## begin Stored rows
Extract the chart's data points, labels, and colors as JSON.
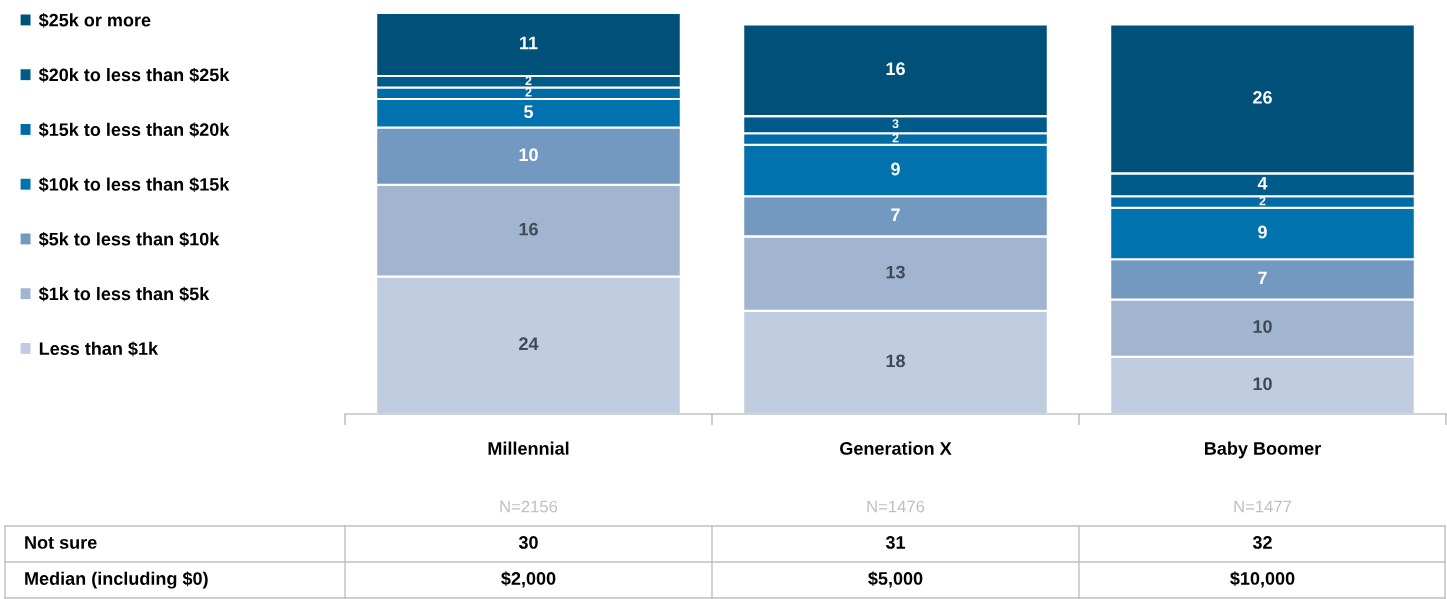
{
  "chart_data": {
    "type": "bar",
    "stacked": true,
    "data_labels": true,
    "legend": "top left",
    "grid": false,
    "categories": [
      "Millennial",
      "Generation X",
      "Baby Boomer"
    ],
    "series": [
      {
        "name": "Less than $1k",
        "color": "#c0cde0",
        "values": [
          24,
          18,
          10
        ]
      },
      {
        "name": "$1k to less than $5k",
        "color": "#a2b5d0",
        "values": [
          16,
          13,
          10
        ]
      },
      {
        "name": "$5k to less than $10k",
        "color": "#7399c0",
        "values": [
          10,
          7,
          7
        ]
      },
      {
        "name": "$10k to less than $15k",
        "color": "#0072ae",
        "values": [
          5,
          9,
          9
        ]
      },
      {
        "name": "$15k to less than $20k",
        "color": "#006ba5",
        "values": [
          2,
          2,
          2
        ]
      },
      {
        "name": "$20k to less than $25k",
        "color": "#005a8a",
        "values": [
          2,
          3,
          4
        ]
      },
      {
        "name": "$25k or more",
        "color": "#00517a",
        "values": [
          11,
          16,
          26
        ]
      }
    ],
    "annotations": [
      "N=2156",
      "N=1476",
      "N=1477",
      "Not sure",
      "30",
      "31",
      "32",
      "Median (including $0)",
      "$2,000",
      "$5,000",
      "$10,000"
    ]
  }
}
## end Stored rows
Goal = Pull out all lines from the entries above that include the word "than".

Task answer =
        "name": "Less than $1k",
        "name": "$1k to less than $5k",
        "name": "$5k to less than $10k",
        "name": "$10k to less than $15k",
        "name": "$15k to less than $20k",
        "name": "$20k to less than $25k",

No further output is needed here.